## START Available records
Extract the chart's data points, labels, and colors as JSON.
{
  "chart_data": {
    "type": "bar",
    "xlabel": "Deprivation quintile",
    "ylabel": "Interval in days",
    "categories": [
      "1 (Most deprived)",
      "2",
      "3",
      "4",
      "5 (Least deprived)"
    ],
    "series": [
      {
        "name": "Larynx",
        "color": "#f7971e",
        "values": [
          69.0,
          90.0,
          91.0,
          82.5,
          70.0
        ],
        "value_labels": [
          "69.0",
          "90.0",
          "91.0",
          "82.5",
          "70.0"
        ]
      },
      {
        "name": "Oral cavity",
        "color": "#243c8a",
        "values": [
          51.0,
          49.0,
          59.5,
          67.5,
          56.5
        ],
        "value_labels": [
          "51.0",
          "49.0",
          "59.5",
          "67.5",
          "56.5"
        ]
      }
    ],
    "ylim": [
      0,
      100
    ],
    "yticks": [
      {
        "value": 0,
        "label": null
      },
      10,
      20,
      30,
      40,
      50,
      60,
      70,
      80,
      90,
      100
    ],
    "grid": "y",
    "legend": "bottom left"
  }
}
## END Available records
## START Available records
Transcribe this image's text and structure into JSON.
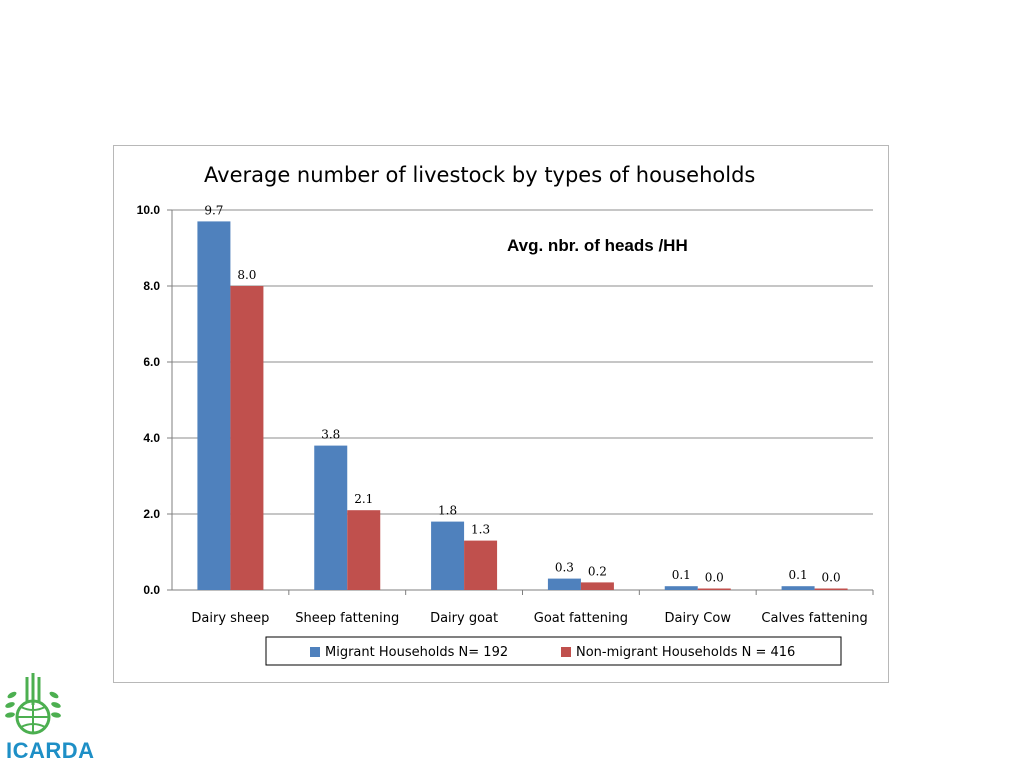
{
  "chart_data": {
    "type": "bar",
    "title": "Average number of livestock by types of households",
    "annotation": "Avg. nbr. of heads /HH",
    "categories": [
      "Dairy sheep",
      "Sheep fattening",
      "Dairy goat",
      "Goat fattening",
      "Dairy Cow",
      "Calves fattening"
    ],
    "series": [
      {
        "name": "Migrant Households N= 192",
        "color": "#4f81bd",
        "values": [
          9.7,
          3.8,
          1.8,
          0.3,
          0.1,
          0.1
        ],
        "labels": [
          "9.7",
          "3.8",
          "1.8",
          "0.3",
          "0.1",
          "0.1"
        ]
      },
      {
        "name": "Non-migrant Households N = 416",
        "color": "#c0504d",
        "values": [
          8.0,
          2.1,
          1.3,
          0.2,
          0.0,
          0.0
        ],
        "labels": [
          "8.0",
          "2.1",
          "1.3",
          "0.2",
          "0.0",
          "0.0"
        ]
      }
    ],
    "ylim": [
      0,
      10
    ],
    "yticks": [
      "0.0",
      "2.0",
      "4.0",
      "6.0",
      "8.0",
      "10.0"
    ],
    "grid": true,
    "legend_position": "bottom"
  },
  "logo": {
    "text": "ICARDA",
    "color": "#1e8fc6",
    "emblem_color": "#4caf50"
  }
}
## END Available records
*Task*: From the entries above, copy every line containing the word "fattening".

*Completed exercise*:
      "Sheep fattening",
      "Goat fattening",
      "Calves fattening"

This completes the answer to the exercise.